## INPUT DATA

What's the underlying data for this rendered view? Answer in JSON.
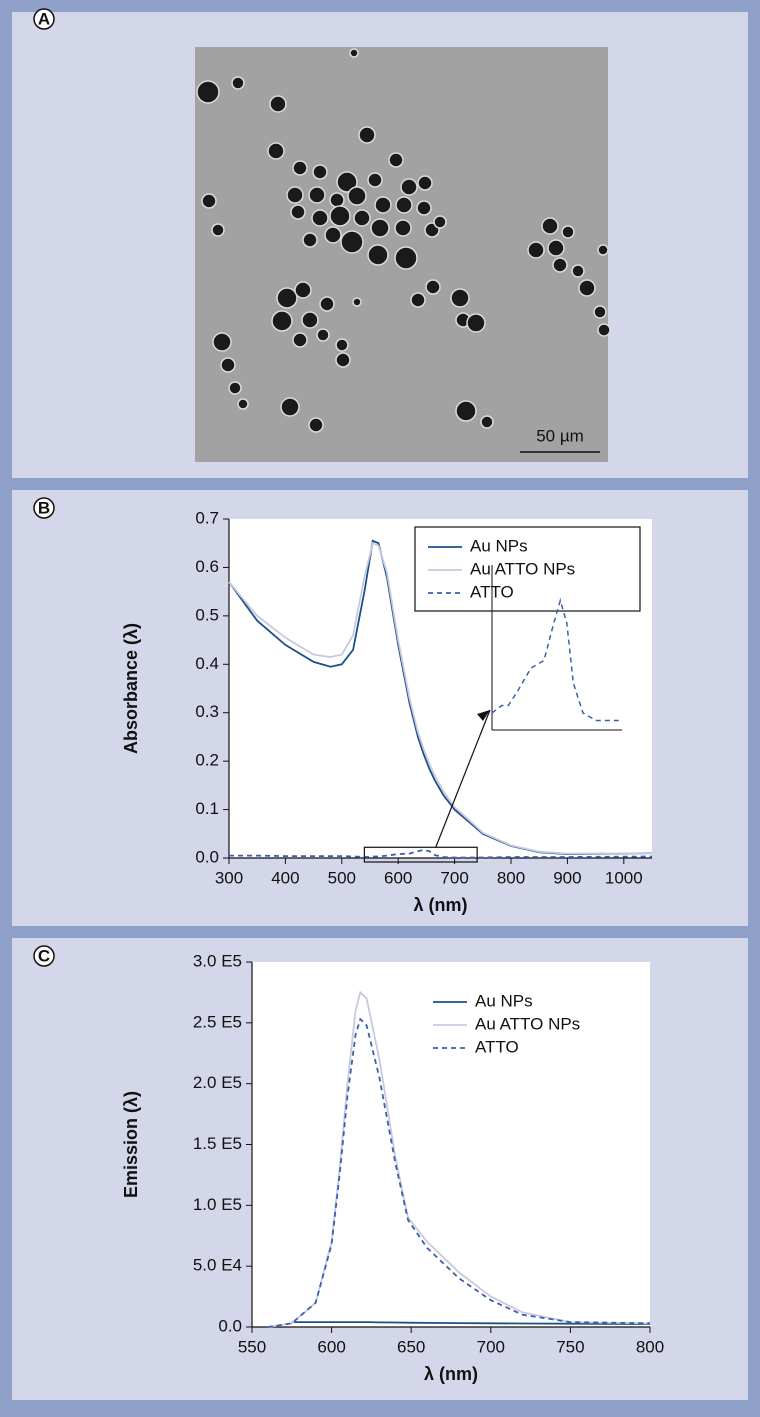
{
  "panel_a": {
    "label": "A",
    "scale_bar": "50 µm"
  },
  "chart_data": [
    {
      "type": "line",
      "panel_label": "B",
      "xlabel": "λ (nm)",
      "ylabel": "Absorbance (λ)",
      "x": [
        300,
        350,
        400,
        450,
        480,
        500,
        520,
        540,
        555,
        565,
        580,
        600,
        620,
        635,
        645,
        655,
        665,
        680,
        700,
        740,
        750,
        800,
        850,
        900,
        1050
      ],
      "series": [
        {
          "name": "Au NPs",
          "color": "#1c4f8c",
          "dash": false,
          "values": [
            0.57,
            0.49,
            0.44,
            0.405,
            0.395,
            0.4,
            0.43,
            0.55,
            0.655,
            0.65,
            0.58,
            0.44,
            0.32,
            0.25,
            0.215,
            0.185,
            0.16,
            0.13,
            0.1,
            0.06,
            0.05,
            0.025,
            0.012,
            0.008,
            0.01
          ]
        },
        {
          "name": "Au ATTO NPs",
          "color": "#c9c9de",
          "dash": false,
          "values": [
            0.57,
            0.5,
            0.455,
            0.42,
            0.415,
            0.42,
            0.46,
            0.58,
            0.65,
            0.645,
            0.59,
            0.45,
            0.33,
            0.26,
            0.225,
            0.195,
            0.17,
            0.138,
            0.105,
            0.063,
            0.052,
            0.026,
            0.013,
            0.009,
            0.01
          ]
        },
        {
          "name": "ATTO",
          "color": "#3a5fb0",
          "dash": true,
          "values": [
            0.005,
            0.005,
            0.004,
            0.004,
            0.004,
            0.004,
            0.003,
            0.002,
            0.003,
            0.003,
            0.005,
            0.008,
            0.009,
            0.014,
            0.017,
            0.014,
            0.006,
            0.002,
            0.001,
            0.001,
            0.001,
            0.002,
            0.002,
            0.002,
            0.003
          ]
        }
      ],
      "xlim": [
        300,
        1050
      ],
      "xticks": [
        300,
        400,
        500,
        600,
        700,
        800,
        900,
        1000
      ],
      "ylim": [
        0,
        0.7
      ],
      "yticks": [
        {
          "value": 0,
          "label": "0.0"
        },
        0.1,
        0.2,
        0.3,
        0.4,
        0.5,
        0.6,
        0.7
      ],
      "legend": "upper right",
      "legend_frame": true,
      "zoom": {
        "series": 2,
        "xlim": [
          540,
          740
        ],
        "ylim": [
          0,
          0.018
        ]
      }
    },
    {
      "type": "line",
      "panel_label": "C",
      "xlabel": "λ (nm)",
      "ylabel": "Emission (λ)",
      "x": [
        560,
        575,
        590,
        600,
        605,
        610,
        615,
        618,
        622,
        630,
        640,
        648,
        660,
        680,
        700,
        720,
        750,
        800
      ],
      "series": [
        {
          "name": "Au NPs",
          "color": "#1c4f8c",
          "dash": false,
          "values": [
            null,
            4000,
            4000,
            4000,
            4000,
            4000,
            4000,
            4000,
            4000,
            3800,
            3700,
            3500,
            3400,
            3200,
            3000,
            2900,
            2700,
            2500
          ]
        },
        {
          "name": "Au ATTO NPs",
          "color": "#c9c9de",
          "dash": false,
          "values": [
            0,
            3000,
            20000,
            70000,
            130000,
            200000,
            260000,
            275000,
            270000,
            220000,
            140000,
            90000,
            70000,
            45000,
            25000,
            12000,
            4000,
            3000
          ]
        },
        {
          "name": "ATTO",
          "color": "#3a5fb0",
          "dash": true,
          "values": [
            0,
            3000,
            20000,
            68000,
            125000,
            190000,
            240000,
            253000,
            248000,
            205000,
            135000,
            88000,
            65000,
            40000,
            22000,
            10000,
            4000,
            3000
          ]
        }
      ],
      "xlim": [
        550,
        800
      ],
      "xticks": [
        550,
        600,
        650,
        700,
        750,
        800
      ],
      "ylim": [
        0,
        300000
      ],
      "yticks": [
        {
          "value": 0,
          "label": "0.0"
        },
        {
          "value": 50000,
          "label": "5.0 E4"
        },
        {
          "value": 100000,
          "label": "1.0 E5"
        },
        {
          "value": 150000,
          "label": "1.5 E5"
        },
        {
          "value": 200000,
          "label": "2.0 E5"
        },
        {
          "value": 250000,
          "label": "2.5 E5"
        },
        {
          "value": 300000,
          "label": "3.0 E5"
        }
      ],
      "legend": "upper right",
      "legend_frame": false
    }
  ]
}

## PROBLEM DETAILS
Your task is to set down the records shown above exactly, minus any pictures.

## SOLUTION
What's the underlying data for this rendered view? Answer in JSON.
{
  "panel_a": {
    "label": "A",
    "scale_bar": "50 µm"
  },
  "chart_data": [
    {
      "type": "line",
      "panel_label": "B",
      "xlabel": "λ (nm)",
      "ylabel": "Absorbance (λ)",
      "x": [
        300,
        350,
        400,
        450,
        480,
        500,
        520,
        540,
        555,
        565,
        580,
        600,
        620,
        635,
        645,
        655,
        665,
        680,
        700,
        740,
        750,
        800,
        850,
        900,
        1050
      ],
      "series": [
        {
          "name": "Au NPs",
          "color": "#1c4f8c",
          "dash": false,
          "values": [
            0.57,
            0.49,
            0.44,
            0.405,
            0.395,
            0.4,
            0.43,
            0.55,
            0.655,
            0.65,
            0.58,
            0.44,
            0.32,
            0.25,
            0.215,
            0.185,
            0.16,
            0.13,
            0.1,
            0.06,
            0.05,
            0.025,
            0.012,
            0.008,
            0.01
          ]
        },
        {
          "name": "Au ATTO NPs",
          "color": "#c9c9de",
          "dash": false,
          "values": [
            0.57,
            0.5,
            0.455,
            0.42,
            0.415,
            0.42,
            0.46,
            0.58,
            0.65,
            0.645,
            0.59,
            0.45,
            0.33,
            0.26,
            0.225,
            0.195,
            0.17,
            0.138,
            0.105,
            0.063,
            0.052,
            0.026,
            0.013,
            0.009,
            0.01
          ]
        },
        {
          "name": "ATTO",
          "color": "#3a5fb0",
          "dash": true,
          "values": [
            0.005,
            0.005,
            0.004,
            0.004,
            0.004,
            0.004,
            0.003,
            0.002,
            0.003,
            0.003,
            0.005,
            0.008,
            0.009,
            0.014,
            0.017,
            0.014,
            0.006,
            0.002,
            0.001,
            0.001,
            0.001,
            0.002,
            0.002,
            0.002,
            0.003
          ]
        }
      ],
      "xlim": [
        300,
        1050
      ],
      "xticks": [
        300,
        400,
        500,
        600,
        700,
        800,
        900,
        1000
      ],
      "ylim": [
        0,
        0.7
      ],
      "yticks": [
        {
          "value": 0,
          "label": "0.0"
        },
        0.1,
        0.2,
        0.3,
        0.4,
        0.5,
        0.6,
        0.7
      ],
      "legend": "upper right",
      "legend_frame": true,
      "zoom": {
        "series": 2,
        "xlim": [
          540,
          740
        ],
        "ylim": [
          0,
          0.018
        ]
      }
    },
    {
      "type": "line",
      "panel_label": "C",
      "xlabel": "λ (nm)",
      "ylabel": "Emission (λ)",
      "x": [
        560,
        575,
        590,
        600,
        605,
        610,
        615,
        618,
        622,
        630,
        640,
        648,
        660,
        680,
        700,
        720,
        750,
        800
      ],
      "series": [
        {
          "name": "Au NPs",
          "color": "#1c4f8c",
          "dash": false,
          "values": [
            null,
            4000,
            4000,
            4000,
            4000,
            4000,
            4000,
            4000,
            4000,
            3800,
            3700,
            3500,
            3400,
            3200,
            3000,
            2900,
            2700,
            2500
          ]
        },
        {
          "name": "Au ATTO NPs",
          "color": "#c9c9de",
          "dash": false,
          "values": [
            0,
            3000,
            20000,
            70000,
            130000,
            200000,
            260000,
            275000,
            270000,
            220000,
            140000,
            90000,
            70000,
            45000,
            25000,
            12000,
            4000,
            3000
          ]
        },
        {
          "name": "ATTO",
          "color": "#3a5fb0",
          "dash": true,
          "values": [
            0,
            3000,
            20000,
            68000,
            125000,
            190000,
            240000,
            253000,
            248000,
            205000,
            135000,
            88000,
            65000,
            40000,
            22000,
            10000,
            4000,
            3000
          ]
        }
      ],
      "xlim": [
        550,
        800
      ],
      "xticks": [
        550,
        600,
        650,
        700,
        750,
        800
      ],
      "ylim": [
        0,
        300000
      ],
      "yticks": [
        {
          "value": 0,
          "label": "0.0"
        },
        {
          "value": 50000,
          "label": "5.0 E4"
        },
        {
          "value": 100000,
          "label": "1.0 E5"
        },
        {
          "value": 150000,
          "label": "1.5 E5"
        },
        {
          "value": 200000,
          "label": "2.0 E5"
        },
        {
          "value": 250000,
          "label": "2.5 E5"
        },
        {
          "value": 300000,
          "label": "3.0 E5"
        }
      ],
      "legend": "upper right",
      "legend_frame": false
    }
  ]
}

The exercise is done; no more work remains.